[begin THE RECORDS]

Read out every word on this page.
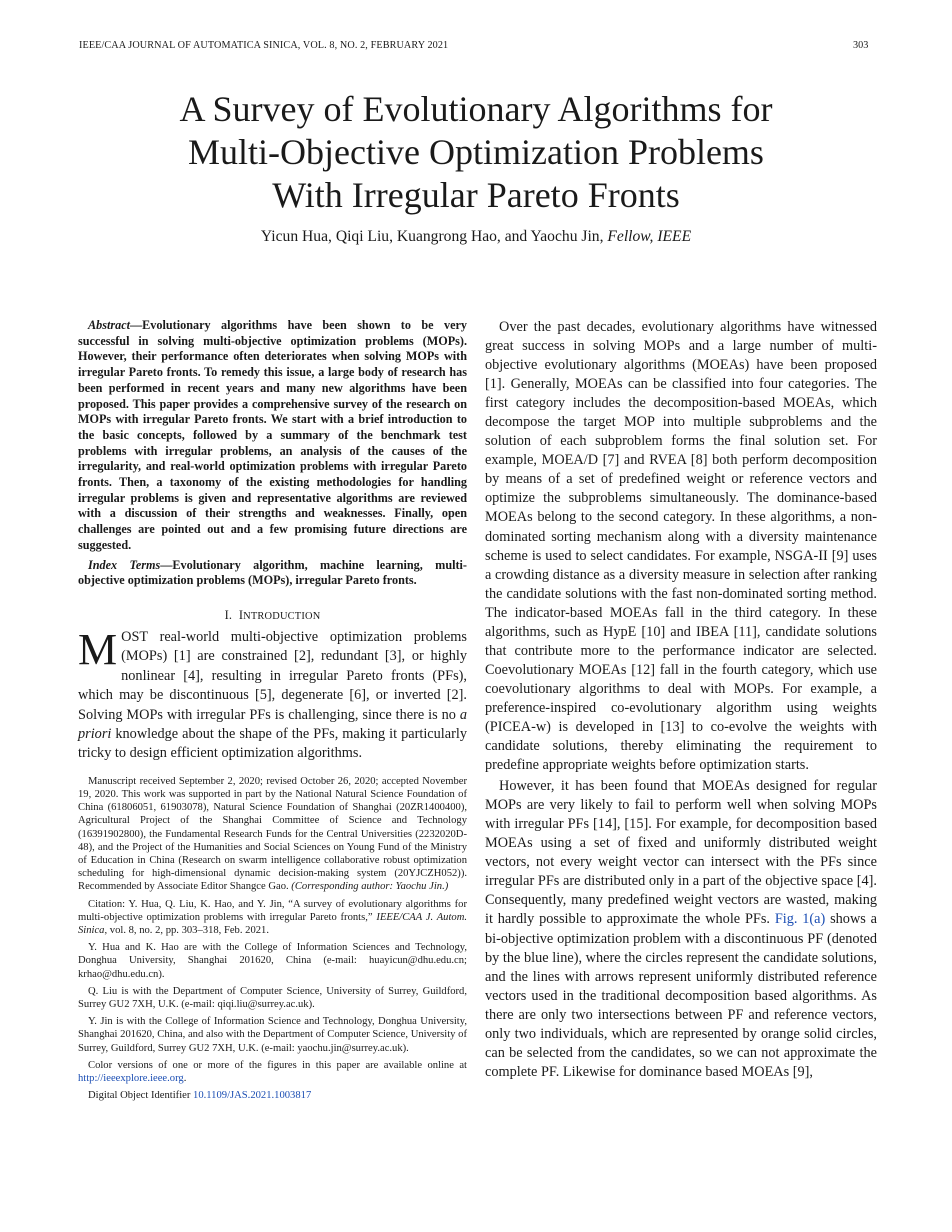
IEEE/CAA JOURNAL OF AUTOMATICA SINICA, VOL. 8, NO. 2, FEBRUARY 2021	303
A Survey of Evolutionary Algorithms for
Multi-Objective Optimization Problems
With Irregular Pareto Fronts
Yicun Hua, Qiqi Liu, Kuangrong Hao, and Yaochu Jin, Fellow, IEEE

Abstract—Evolutionary algorithms have been shown to be very successful in solving multi-objective optimization problems (MOPs). However, their performance often deteriorates when solving MOPs with irregular Pareto fronts. To remedy this issue, a large body of research has been performed in recent years and many new algorithms have been proposed. This paper provides a comprehensive survey of the research on MOPs with irregular Pareto fronts. We start with a brief introduction to the basic concepts, followed by a summary of the benchmark test problems with irregular problems, an analysis of the causes of the irregularity, and real-world optimization problems with irregular Pareto fronts. Then, a taxonomy of the existing methodologies for handling irregular problems is given and representative algorithms are reviewed with a discussion of their strengths and weaknesses. Finally, open challenges are pointed out and a few promising future directions are suggested.

Index Terms—Evolutionary algorithm, machine learning, multi-objective optimization problems (MOPs), irregular Pareto fronts.

I. INTRODUCTION

MOST real-world multi-objective optimization problems (MOPs) [1] are constrained [2], redundant [3], or highly nonlinear [4], resulting in irregular Pareto fronts (PFs), which may be discontinuous [5], degenerate [6], or inverted [2]. Solving MOPs with irregular PFs is challenging, since there is no a priori knowledge about the shape of the PFs, making it particularly tricky to design efficient optimization algorithms.

Manuscript received September 2, 2020; revised October 26, 2020; accepted November 19, 2020. This work was supported in part by the National Natural Science Foundation of China (61806051, 61903078), Natural Science Foundation of Shanghai (20ZR1400400), Agricultural Project of the Shanghai Committee of Science and Technology (16391902800), the Fundamental Research Funds for the Central Universities (2232020D-48), and the Project of the Humanities and Social Sciences on Young Fund of the Ministry of Education in China (Research on swarm intelligence collaborative robust optimization scheduling for high-dimensional dynamic decision-making system (20YJCZH052)). Recommended by Associate Editor Shangce Gao. (Corresponding author: Yaochu Jin.)

Citation: Y. Hua, Q. Liu, K. Hao, and Y. Jin, “A survey of evolutionary algorithms for multi-objective optimization problems with irregular Pareto fronts,” IEEE/CAA J. Autom. Sinica, vol. 8, no. 2, pp. 303–318, Feb. 2021.

Y. Hua and K. Hao are with the College of Information Sciences and Technology, Donghua University, Shanghai 201620, China (e-mail: huayicun@dhu.edu.cn; krhao@dhu.edu.cn).

Q. Liu is with the Department of Computer Science, University of Surrey, Guildford, Surrey GU2 7XH, U.K. (e-mail: qiqi.liu@surrey.ac.uk).

Y. Jin is with the College of Information Science and Technology, Donghua University, Shanghai 201620, China, and also with the Department of Computer Science, University of Surrey, Guildford, Surrey GU2 7XH, U.K. (e-mail: yaochu.jin@surrey.ac.uk).

Color versions of one or more of the figures in this paper are available online at http://ieeexplore.ieee.org.

Digital Object Identifier 10.1109/JAS.2021.1003817

Over the past decades, evolutionary algorithms have witnessed great success in solving MOPs and a large number of multi-objective evolutionary algorithms (MOEAs) have been proposed [1]. Generally, MOEAs can be classified into four categories. The first category includes the decomposition-based MOEAs, which decompose the target MOP into multiple subproblems and the solution of each subproblem forms the final solution set. For example, MOEA/D [7] and RVEA [8] both perform decomposition by means of a set of predefined weight or reference vectors and optimize the subproblems simultaneously. The dominance-based MOEAs belong to the second category. In these algorithms, a non-dominated sorting mechanism along with a diversity maintenance scheme is used to select candidates. For example, NSGA-II [9] uses a crowding distance as a diversity measure in selection after ranking the candidate solutions with the fast non-dominated sorting method. The indicator-based MOEAs fall in the third category. In these algorithms, such as HypE [10] and IBEA [11], candidate solutions that contribute more to the performance indicator are selected. Coevolutionary MOEAs [12] fall in the fourth category, which use coevolutionary algorithms to deal with MOPs. For example, a preference-inspired co-evolutionary algorithm using weights (PICEA-w) is developed in [13] to co-evolve the weights with candidate solutions, thereby eliminating the requirement to predefine appropriate weights before optimization starts.

However, it has been found that MOEAs designed for regular MOPs are very likely to fail to perform well when solving MOPs with irregular PFs [14], [15]. For example, for decomposition based MOEAs using a set of fixed and uniformly distributed weight vectors, not every weight vector can intersect with the PFs since irregular PFs are distributed only in a part of the objective space [4]. Consequently, many predefined weight vectors are wasted, making it hardly possible to approximate the whole PFs. Fig. 1(a) shows a bi-objective optimization problem with a discontinuous PF (denoted by the blue line), where the circles represent the candidate solutions, and the lines with arrows represent uniformly distributed reference vectors used in the traditional decomposition based algorithms. As there are only two intersections between PF and reference vectors, only two individuals, which are represented by orange solid circles, can be selected from the candidates, so we can not approximate the complete PF. Likewise for dominance based MOEAs [9],
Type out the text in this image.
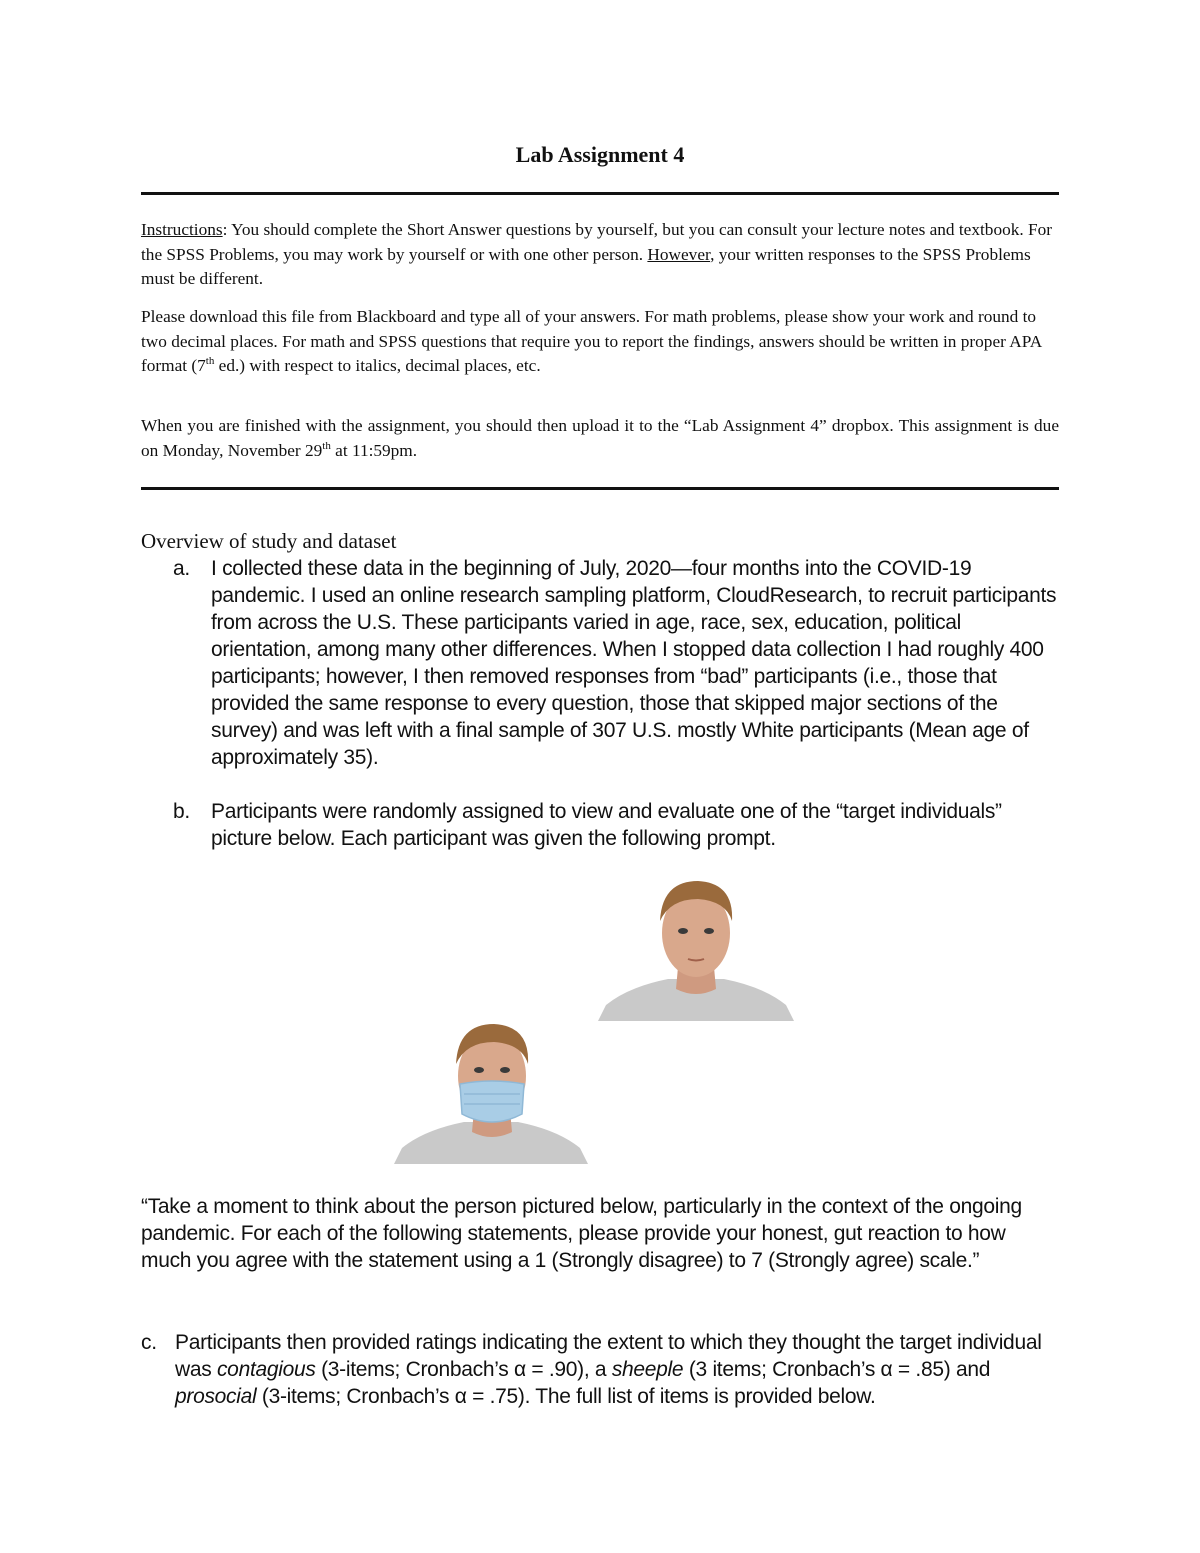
Lab Assignment 4

Instructions: You should complete the Short Answer questions by yourself, but you can consult your lecture notes and textbook. For the SPSS Problems, you may work by yourself or with one other person. However, your written responses to the SPSS Problems must be different.

Please download this file from Blackboard and type all of your answers. For math problems, please show your work and round to two decimal places. For math and SPSS questions that require you to report the findings, answers should be written in proper APA format (7th ed.) with respect to italics, decimal places, etc.

When you are finished with the assignment, you should then upload it to the “Lab Assignment 4” dropbox. This assignment is due on Monday, November 29th at 11:59pm.

Overview of study and dataset
a. I collected these data in the beginning of July, 2020—four months into the COVID-19 pandemic. I used an online research sampling platform, CloudResearch, to recruit participants from across the U.S. These participants varied in age, race, sex, education, political orientation, among many other differences. When I stopped data collection I had roughly 400 participants; however, I then removed responses from “bad” participants (i.e., those that provided the same response to every question, those that skipped major sections of the survey) and was left with a final sample of 307 U.S. mostly White participants (Mean age of approximately 35).
b. Participants were randomly assigned to view and evaluate one of the “target individuals” picture below. Each participant was given the following prompt.
“Take a moment to think about the person pictured below, particularly in the context of the ongoing pandemic. For each of the following statements, please provide your honest, gut reaction to how much you agree with the statement using a 1 (Strongly disagree) to 7 (Strongly agree) scale.”
c. Participants then provided ratings indicating the extent to which they thought the target individual was contagious (3-items; Cronbach’s α = .90), a sheeple (3 items; Cronbach’s α = .85) and prosocial (3-items; Cronbach’s α = .75). The full list of items is provided below.
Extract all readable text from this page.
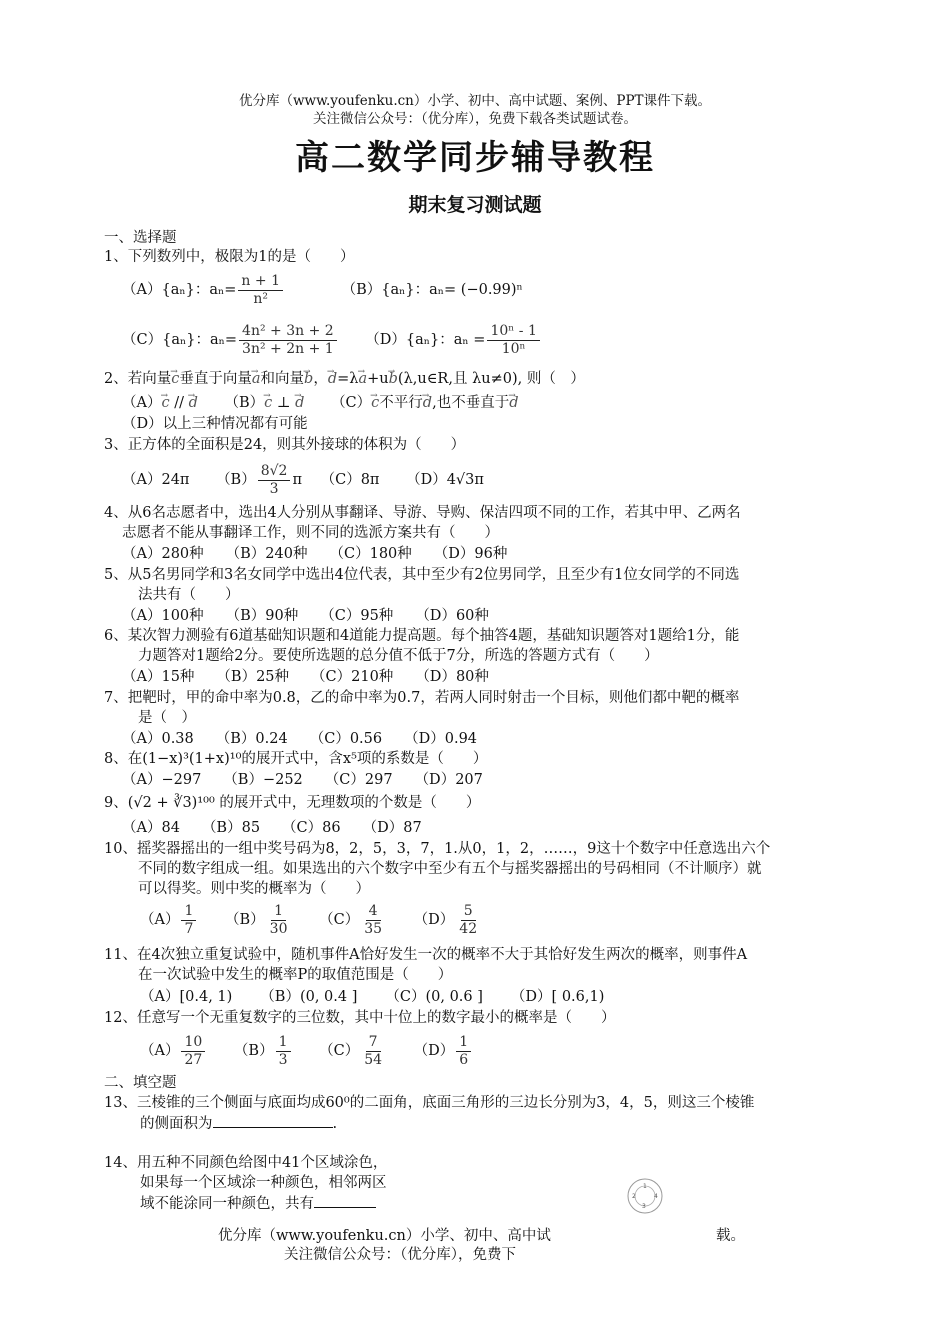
优分库（www.youfenku.cn）小学、初中、高中试题、案例、PPT课件下载。
关注微信公众号：（优分库），免费下载各类试题试卷。
高二数学同步辅导教程
期末复习测试题
一、选择题
1、下列数列中，极限为1的是（　　）
（A）{aₙ}：$a_n= \frac{n + 1}{\text{n²}}$	（B）{aₙ}：aₙ= (−0.99)ⁿ
（C）{aₙ}：$a_n= \frac{\text{4n² + 3n + 2}}{\text{3n² + 2n + 1}} (D)\{a_n\}$：$a_n = \frac{\text{10ⁿ - 1}}{\text{10ⁿ}}$
2、若向量→ c垂直于向量→ a和向量→ b，→ d=λ→ a+u→ b(λ,u∈R,且 λu≠0), 则（　）
（A）→ c // → d （B）→ c ⊥ → d （C）→ c不平行→ d,也不垂直于→ d
（D）以上三种情况都有可能
3、正方体的全面积是24，则其外接球的体积为（　　）
（A）24π $(B) \frac{8√2}{3}$ π （C）8π （D）4√3π
4、从6名志愿者中，选出4人分别从事翻译、导游、导购、保洁四项不同的工作，若其中甲、乙两名
志愿者不能从事翻译工作，则不同的选派方案共有（　　）
（A）280种 （B）240种 （C）180种 （D）96种
5、从5名男同学和3名女同学中选出4位代表，其中至少有2位男同学，且至少有1位女同学的不同选
法共有（　　）
（A）100种 （B）90种 （C）95种 （D）60种
6、某次智力测验有6道基础知识题和4道能力提高题。每个抽答4题，基础知识题答对1题给1分，能
力题答对1题给2分。要使所选题的总分值不低于7分，所选的答题方式有（　　）
（A）15种 （B）25种 （C）210种 （D）80种
7、把靶时，甲的命中率为0.8，乙的命中率为0.7，若两人同时射击一个目标，则他们都中靶的概率
是（　）
（A）0.38 （B）0.24 （C）0.56 （D）0.94
8、在(1−x)³(1+x)¹⁰的展开式中，含x⁵项的系数是（　　）
（A）−297 （B）−252 （C）297 （D）207
9、(√2 + ∛3)¹⁰⁰ 的展开式中，无理数项的个数是（　　）
（A）84 （B）85 （C）86 （D）87
10、摇奖器摇出的一组中奖号码为8，2，5，3，7，1.从0，1，2，……，9这十个数字中任意选出六个
不同的数字组成一组。如果选出的六个数字中至少有五个与摇奖器摇出的号码相同（不计顺序）就
可以得奖。则中奖的概率为（　　）
$(A) \frac{1}{7} (B) \frac{1}{30} (C) \frac{4}{35} (D) \frac{5}{42}$
11、在4次独立重复试验中，随机事件A恰好发生一次的概率不大于其恰好发生两次的概率，则事件A
在一次试验中发生的概率P的取值范围是（　　）
（A）[0.4, 1) （B）(0, 0.4 ] （C）(0, 0.6 ] （D）[ 0.6,1)
12、任意写一个无重复数字的三位数，其中十位上的数字最小的概率是（　　）
$(A) \frac{10}{27} (B) \frac{1}{3} (C) \frac{7}{54} (D) \frac{1}{6}$
二、填空题
13、三棱锥的三个侧面与底面均成60⁰的二面角，底面三角形的三边长分别为3，4，5，则这三个棱锥
的侧面积为	.
14、用五种不同颜色给图中41个区域涂色，
如果每一个区域涂一种颜色，相邻两区
域不能涂同一种颜色，共有
1
2
3
4
优分库（www.youfenku.cn）小学、初中、高中试	载。
关注微信公众号：（优分库），免费下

[end THE RECORDS]

### WHAT THIS TASK INVOLVES
From the line containing "Extract all readable text from this page." through the end of the entries, quote each line exactly and nothing else, excluding all pictures.

### COMPLETE OUTPUT
Extract all readable text from this page.
优分库（www.youfenku.cn）小学、初中、高中试题、案例、PPT课件下载。
关注微信公众号：（优分库），免费下载各类试题试卷。
高二数学同步辅导教程
期末复习测试题
一、选择题
1、下列数列中，极限为1的是（　　）
（A）{aₙ}：$a_n= \frac{n + 1}{\text{n²}}$	（B）{aₙ}：aₙ= (−0.99)ⁿ
（C）{aₙ}：$a_n= \frac{\text{4n² + 3n + 2}}{\text{3n² + 2n + 1}} (D)\{a_n\}$：$a_n = \frac{\text{10ⁿ - 1}}{\text{10ⁿ}}$
2、若向量→ c垂直于向量→ a和向量→ b，→ d=λ→ a+u→ b(λ,u∈R,且 λu≠0), 则（　）
（A）→ c // → d （B）→ c ⊥ → d （C）→ c不平行→ d,也不垂直于→ d
（D）以上三种情况都有可能
3、正方体的全面积是24，则其外接球的体积为（　　）
（A）24π $(B) \frac{8√2}{3}$ π （C）8π （D）4√3π
4、从6名志愿者中，选出4人分别从事翻译、导游、导购、保洁四项不同的工作，若其中甲、乙两名
志愿者不能从事翻译工作，则不同的选派方案共有（　　）
（A）280种 （B）240种 （C）180种 （D）96种
5、从5名男同学和3名女同学中选出4位代表，其中至少有2位男同学，且至少有1位女同学的不同选
法共有（　　）
（A）100种 （B）90种 （C）95种 （D）60种
6、某次智力测验有6道基础知识题和4道能力提高题。每个抽答4题，基础知识题答对1题给1分，能
力题答对1题给2分。要使所选题的总分值不低于7分，所选的答题方式有（　　）
（A）15种 （B）25种 （C）210种 （D）80种
7、把靶时，甲的命中率为0.8，乙的命中率为0.7，若两人同时射击一个目标，则他们都中靶的概率
是（　）
（A）0.38 （B）0.24 （C）0.56 （D）0.94
8、在(1−x)³(1+x)¹⁰的展开式中，含x⁵项的系数是（　　）
（A）−297 （B）−252 （C）297 （D）207
9、(√2 + ∛3)¹⁰⁰ 的展开式中，无理数项的个数是（　　）
（A）84 （B）85 （C）86 （D）87
10、摇奖器摇出的一组中奖号码为8，2，5，3，7，1.从0，1，2，……，9这十个数字中任意选出六个
不同的数字组成一组。如果选出的六个数字中至少有五个与摇奖器摇出的号码相同（不计顺序）就
可以得奖。则中奖的概率为（　　）
$(A) \frac{1}{7} (B) \frac{1}{30} (C) \frac{4}{35} (D) \frac{5}{42}$
11、在4次独立重复试验中，随机事件A恰好发生一次的概率不大于其恰好发生两次的概率，则事件A
在一次试验中发生的概率P的取值范围是（　　）
（A）[0.4, 1) （B）(0, 0.4 ] （C）(0, 0.6 ] （D）[ 0.6,1)
12、任意写一个无重复数字的三位数，其中十位上的数字最小的概率是（　　）
$(A) \frac{10}{27} (B) \frac{1}{3} (C) \frac{7}{54} (D) \frac{1}{6}$
二、填空题
13、三棱锥的三个侧面与底面均成60⁰的二面角，底面三角形的三边长分别为3，4，5，则这三个棱锥
的侧面积为	.
14、用五种不同颜色给图中41个区域涂色，
如果每一个区域涂一种颜色，相邻两区
域不能涂同一种颜色，共有
1
2
3
4
优分库（www.youfenku.cn）小学、初中、高中试	载。
关注微信公众号：（优分库），免费下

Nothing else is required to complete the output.